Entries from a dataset
____________
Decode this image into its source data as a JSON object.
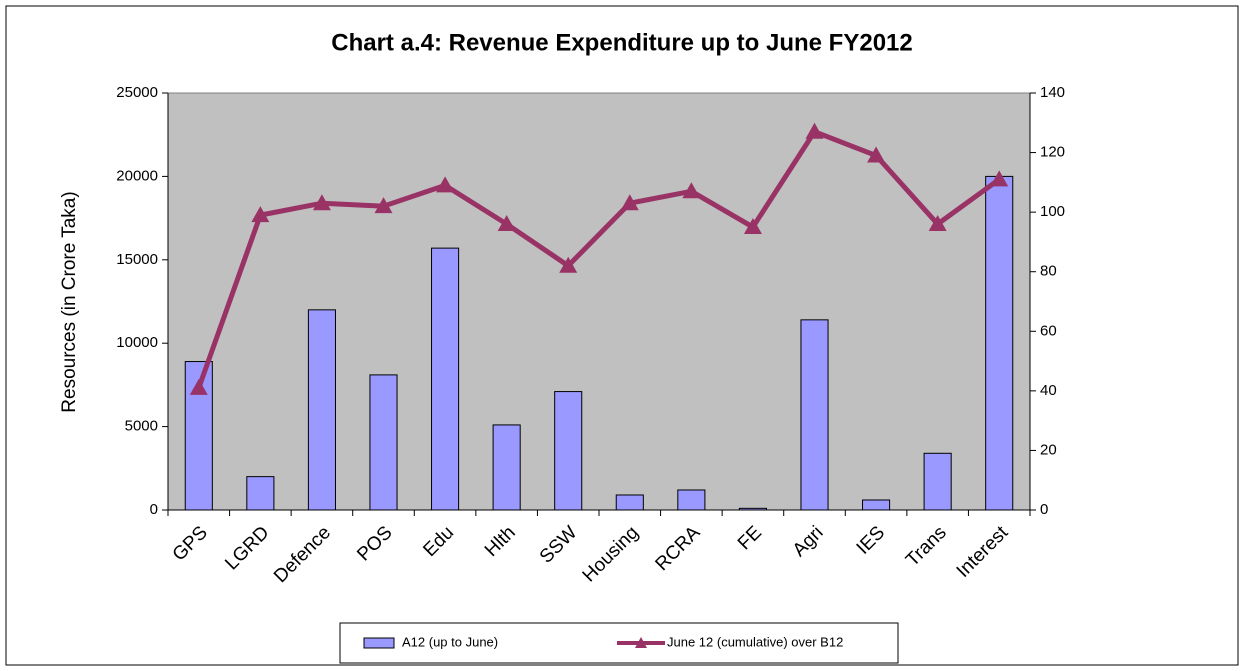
{
  "chart_data": {
    "type": "bar-line",
    "title": "Chart a.4:  Revenue Expenditure up to June FY2012",
    "y_label": "Resources (in Crore Taka)",
    "categories": [
      "GPS",
      "LGRD",
      "Defence",
      "POS",
      "Edu",
      "Hlth",
      "SSW",
      "Housing",
      "RCRA",
      "FE",
      "Agri",
      "IES",
      "Trans",
      "Interest"
    ],
    "series": [
      {
        "name": "A12 (up to June)",
        "color": "#9999ff",
        "type": "bar",
        "values": [
          8900,
          2000,
          12000,
          8100,
          15700,
          5100,
          7100,
          900,
          1200,
          100,
          11400,
          600,
          3400,
          20000
        ]
      },
      {
        "name": "June 12 (cumulative) over B12",
        "color": "#993366",
        "type": "line",
        "axis": "y2",
        "values": [
          41,
          99,
          103,
          102,
          109,
          96,
          82,
          103,
          107,
          95,
          127,
          119,
          96,
          111
        ]
      }
    ],
    "ylim": [
      0,
      25000
    ],
    "yticks": [
      0,
      5000,
      10000,
      15000,
      20000,
      25000
    ],
    "y2lim": [
      0,
      140
    ],
    "y2ticks": [
      0,
      20,
      40,
      60,
      80,
      100,
      120,
      140
    ],
    "legend": "bottom",
    "plot_background": "#c0c0c0"
  }
}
____________
◆ Directions for this task ◆
Without the pictures, write out all of the material exactly.

◆ Output of the task ◆
Decode this image into its source data as a JSON object.
{
  "chart_data": {
    "type": "bar-line",
    "title": "Chart a.4:  Revenue Expenditure up to June FY2012",
    "y_label": "Resources (in Crore Taka)",
    "categories": [
      "GPS",
      "LGRD",
      "Defence",
      "POS",
      "Edu",
      "Hlth",
      "SSW",
      "Housing",
      "RCRA",
      "FE",
      "Agri",
      "IES",
      "Trans",
      "Interest"
    ],
    "series": [
      {
        "name": "A12 (up to June)",
        "color": "#9999ff",
        "type": "bar",
        "values": [
          8900,
          2000,
          12000,
          8100,
          15700,
          5100,
          7100,
          900,
          1200,
          100,
          11400,
          600,
          3400,
          20000
        ]
      },
      {
        "name": "June 12 (cumulative) over B12",
        "color": "#993366",
        "type": "line",
        "axis": "y2",
        "values": [
          41,
          99,
          103,
          102,
          109,
          96,
          82,
          103,
          107,
          95,
          127,
          119,
          96,
          111
        ]
      }
    ],
    "ylim": [
      0,
      25000
    ],
    "yticks": [
      0,
      5000,
      10000,
      15000,
      20000,
      25000
    ],
    "y2lim": [
      0,
      140
    ],
    "y2ticks": [
      0,
      20,
      40,
      60,
      80,
      100,
      120,
      140
    ],
    "legend": "bottom",
    "plot_background": "#c0c0c0"
  }
}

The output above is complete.